OBJECTIVE: Set down the records once more, please, exactly and with the pictures left out.

Extracted data entries

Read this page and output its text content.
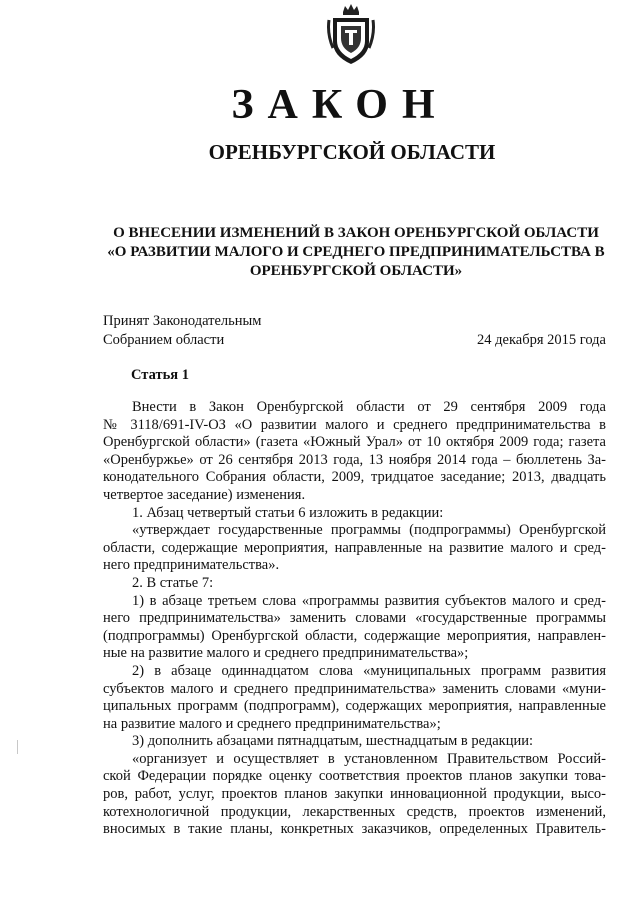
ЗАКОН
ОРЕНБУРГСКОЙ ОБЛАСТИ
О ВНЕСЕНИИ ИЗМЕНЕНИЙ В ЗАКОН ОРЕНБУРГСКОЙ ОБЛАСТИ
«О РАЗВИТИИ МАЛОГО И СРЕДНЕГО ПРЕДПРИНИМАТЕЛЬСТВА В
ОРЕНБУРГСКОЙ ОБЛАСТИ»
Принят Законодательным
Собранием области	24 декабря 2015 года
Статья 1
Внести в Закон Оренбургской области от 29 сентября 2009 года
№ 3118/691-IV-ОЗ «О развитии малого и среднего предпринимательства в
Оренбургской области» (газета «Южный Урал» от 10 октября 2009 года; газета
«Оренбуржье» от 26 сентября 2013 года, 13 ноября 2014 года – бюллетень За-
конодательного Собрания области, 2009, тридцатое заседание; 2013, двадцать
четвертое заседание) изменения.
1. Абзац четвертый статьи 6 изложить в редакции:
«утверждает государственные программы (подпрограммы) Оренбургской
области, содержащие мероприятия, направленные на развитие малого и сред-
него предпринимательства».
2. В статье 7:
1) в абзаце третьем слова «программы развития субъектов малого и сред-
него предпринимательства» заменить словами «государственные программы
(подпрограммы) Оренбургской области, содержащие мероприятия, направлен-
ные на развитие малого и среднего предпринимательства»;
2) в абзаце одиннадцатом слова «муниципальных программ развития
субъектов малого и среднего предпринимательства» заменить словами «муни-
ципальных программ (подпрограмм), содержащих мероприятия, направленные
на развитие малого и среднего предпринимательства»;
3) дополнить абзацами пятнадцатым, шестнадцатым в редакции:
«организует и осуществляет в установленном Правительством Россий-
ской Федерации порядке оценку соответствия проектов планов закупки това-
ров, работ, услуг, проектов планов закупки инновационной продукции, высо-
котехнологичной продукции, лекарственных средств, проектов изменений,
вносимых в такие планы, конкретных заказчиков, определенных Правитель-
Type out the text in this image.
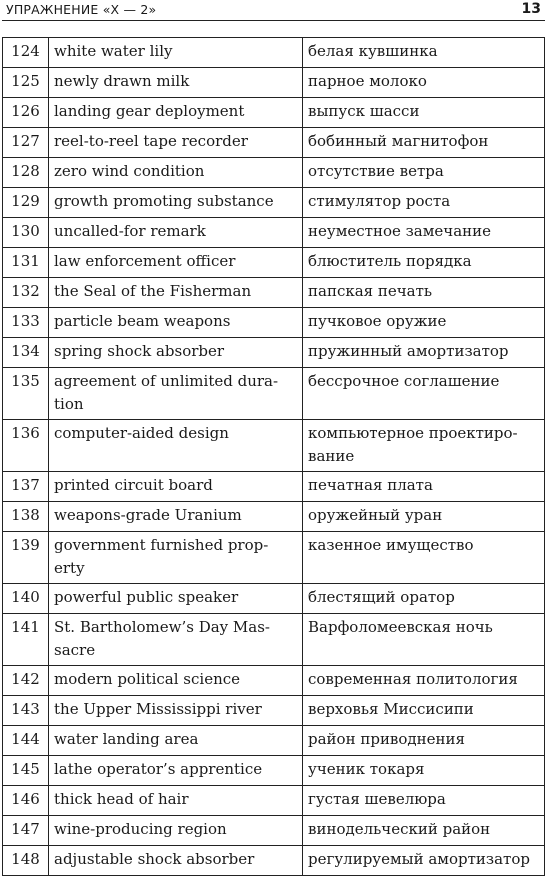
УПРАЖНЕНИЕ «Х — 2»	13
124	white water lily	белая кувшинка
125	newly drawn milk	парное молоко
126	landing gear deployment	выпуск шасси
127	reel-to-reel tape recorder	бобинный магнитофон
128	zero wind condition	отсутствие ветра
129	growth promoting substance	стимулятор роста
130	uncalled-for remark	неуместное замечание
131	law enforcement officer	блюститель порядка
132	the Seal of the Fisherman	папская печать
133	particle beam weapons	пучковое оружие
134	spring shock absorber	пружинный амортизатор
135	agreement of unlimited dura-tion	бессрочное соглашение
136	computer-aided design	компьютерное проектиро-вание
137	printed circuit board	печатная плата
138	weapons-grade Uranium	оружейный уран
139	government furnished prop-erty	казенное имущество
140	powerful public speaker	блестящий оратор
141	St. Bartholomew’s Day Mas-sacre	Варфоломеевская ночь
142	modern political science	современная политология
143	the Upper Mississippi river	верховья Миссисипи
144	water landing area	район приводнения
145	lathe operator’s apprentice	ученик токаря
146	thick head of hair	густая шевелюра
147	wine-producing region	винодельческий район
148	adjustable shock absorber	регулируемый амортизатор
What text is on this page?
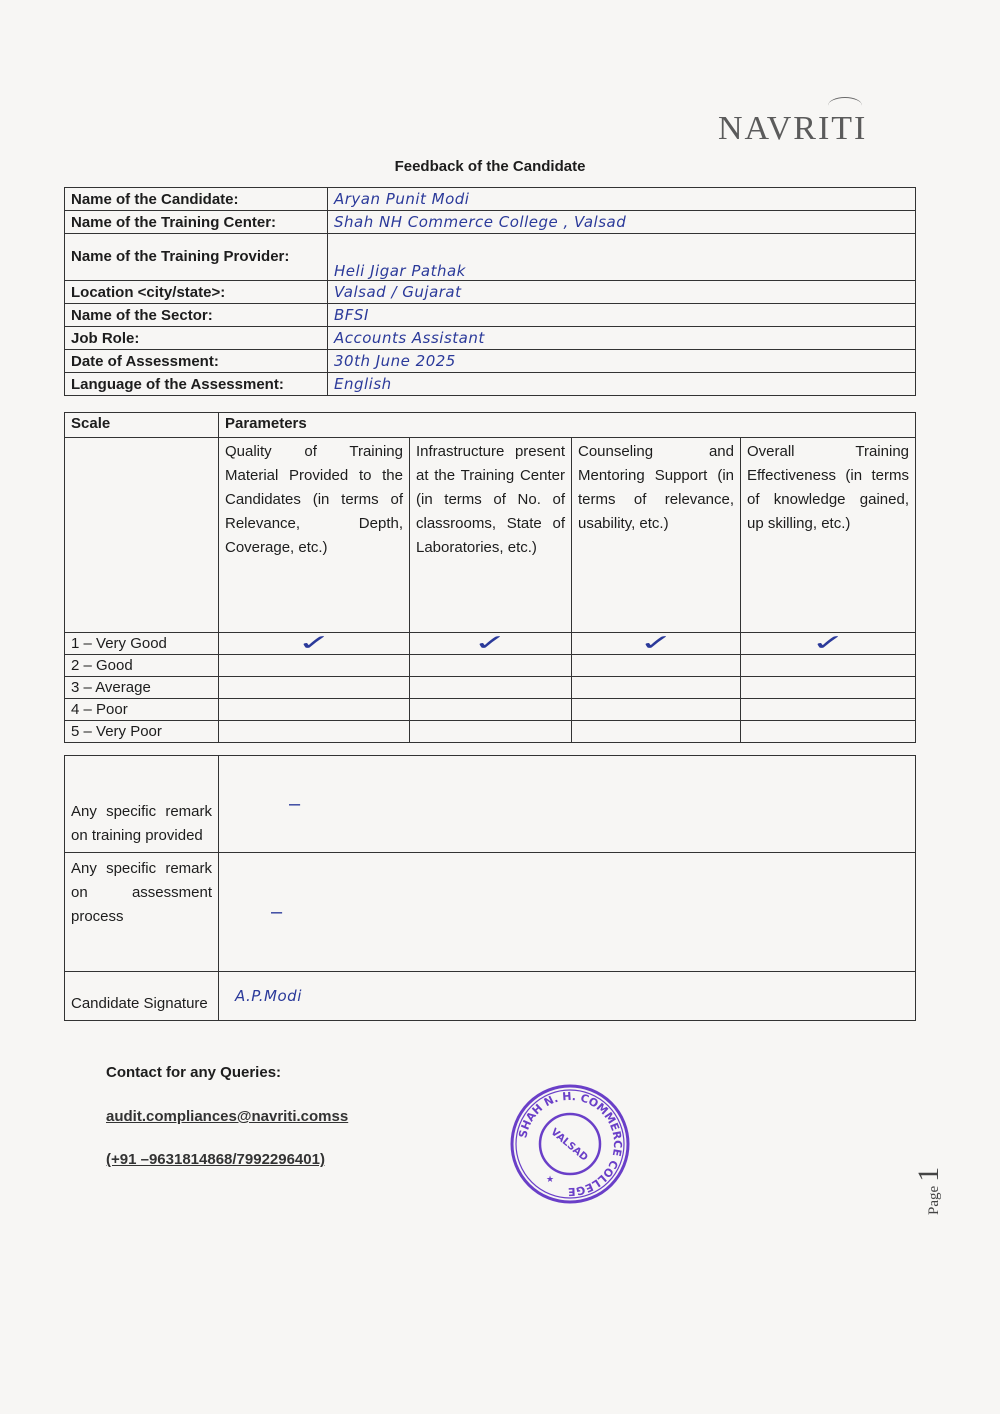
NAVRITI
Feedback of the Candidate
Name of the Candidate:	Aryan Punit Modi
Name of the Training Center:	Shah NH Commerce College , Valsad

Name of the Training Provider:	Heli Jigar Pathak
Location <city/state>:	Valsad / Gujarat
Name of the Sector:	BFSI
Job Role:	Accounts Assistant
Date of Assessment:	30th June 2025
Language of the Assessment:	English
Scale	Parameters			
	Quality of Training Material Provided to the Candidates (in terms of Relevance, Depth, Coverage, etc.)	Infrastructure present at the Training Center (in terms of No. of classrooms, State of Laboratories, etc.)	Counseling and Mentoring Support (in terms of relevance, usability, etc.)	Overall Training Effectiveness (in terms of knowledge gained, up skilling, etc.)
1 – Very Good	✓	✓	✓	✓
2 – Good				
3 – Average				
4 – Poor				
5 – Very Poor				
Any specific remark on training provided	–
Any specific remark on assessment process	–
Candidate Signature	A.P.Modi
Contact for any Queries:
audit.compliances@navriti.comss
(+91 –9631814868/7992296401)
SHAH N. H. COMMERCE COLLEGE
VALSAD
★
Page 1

EXERCISE RESULT:
Read this page and output its text content.
ЗАКОН
ОРЕНБУРГСКОЙ ОБЛАСТИ
О ВНЕСЕНИИ ИЗМЕНЕНИЙ В ЗАКОН ОРЕНБУРГСКОЙ ОБЛАСТИ
«О РАЗВИТИИ МАЛОГО И СРЕДНЕГО ПРЕДПРИНИМАТЕЛЬСТВА В
ОРЕНБУРГСКОЙ ОБЛАСТИ»
Принят Законодательным
Собранием области	24 декабря 2015 года
Статья 1
Внести в Закон Оренбургской области от 29 сентября 2009 года
№ 3118/691-IV-ОЗ «О развитии малого и среднего предпринимательства в
Оренбургской области» (газета «Южный Урал» от 10 октября 2009 года; газета
«Оренбуржье» от 26 сентября 2013 года, 13 ноября 2014 года – бюллетень За-
конодательного Собрания области, 2009, тридцатое заседание; 2013, двадцать
четвертое заседание) изменения.
1. Абзац четвертый статьи 6 изложить в редакции:
«утверждает государственные программы (подпрограммы) Оренбургской
области, содержащие мероприятия, направленные на развитие малого и сред-
него предпринимательства».
2. В статье 7:
1) в абзаце третьем слова «программы развития субъектов малого и сред-
него предпринимательства» заменить словами «государственные программы
(подпрограммы) Оренбургской области, содержащие мероприятия, направлен-
ные на развитие малого и среднего предпринимательства»;
2) в абзаце одиннадцатом слова «муниципальных программ развития
субъектов малого и среднего предпринимательства» заменить словами «муни-
ципальных программ (подпрограмм), содержащих мероприятия, направленные
на развитие малого и среднего предпринимательства»;
3) дополнить абзацами пятнадцатым, шестнадцатым в редакции:
«организует и осуществляет в установленном Правительством Россий-
ской Федерации порядке оценку соответствия проектов планов закупки това-
ров, работ, услуг, проектов планов закупки инновационной продукции, высо-
котехнологичной продукции, лекарственных средств, проектов изменений,
вносимых в такие планы, конкретных заказчиков, определенных Правитель-
Type out the text in this image.
УПРАЖНЕНИЕ «Х — 2»	13
124	white water lily	белая кувшинка
125	newly drawn milk	парное молоко
126	landing gear deployment	выпуск шасси
127	reel-to-reel tape recorder	бобинный магнитофон
128	zero wind condition	отсутствие ветра
129	growth promoting substance	стимулятор роста
130	uncalled-for remark	неуместное замечание
131	law enforcement officer	блюститель порядка
132	the Seal of the Fisherman	папская печать
133	particle beam weapons	пучковое оружие
134	spring shock absorber	пружинный амортизатор
135	agreement of unlimited dura-tion	бессрочное соглашение
136	computer-aided design	компьютерное проектиро-вание
137	printed circuit board	печатная плата
138	weapons-grade Uranium	оружейный уран
139	government furnished prop-erty	казенное имущество
140	powerful public speaker	блестящий оратор
141	St. Bartholomew’s Day Mas-sacre	Варфоломеевская ночь
142	modern political science	современная политология
143	the Upper Mississippi river	верховья Миссисипи
144	water landing area	район приводнения
145	lathe operator’s apprentice	ученик токаря
146	thick head of hair	густая шевелюра
147	wine-producing region	винодельческий район
148	adjustable shock absorber	регулируемый амортизатор
What text is on this page?
NAVRITI
Feedback of the Candidate
Name of the Candidate:	Aryan Punit Modi
Name of the Training Center:	Shah NH Commerce College , Valsad

Name of the Training Provider:	Heli Jigar Pathak
Location <city/state>:	Valsad / Gujarat
Name of the Sector:	BFSI
Job Role:	Accounts Assistant
Date of Assessment:	30th June 2025
Language of the Assessment:	English
Scale	Parameters			
	Quality of Training Material Provided to the Candidates (in terms of Relevance, Depth, Coverage, etc.)	Infrastructure present at the Training Center (in terms of No. of classrooms, State of Laboratories, etc.)	Counseling and Mentoring Support (in terms of relevance, usability, etc.)	Overall Training Effectiveness (in terms of knowledge gained, up skilling, etc.)
1 – Very Good	✓	✓	✓	✓
2 – Good				
3 – Average				
4 – Poor				
5 – Very Poor				
Any specific remark on training provided	–
Any specific remark on assessment process	–
Candidate Signature	A.P.Modi
Contact for any Queries:
audit.compliances@navriti.comss
(+91 –9631814868/7992296401)
SHAH N. H. COMMERCE COLLEGE
VALSAD
★
Page 1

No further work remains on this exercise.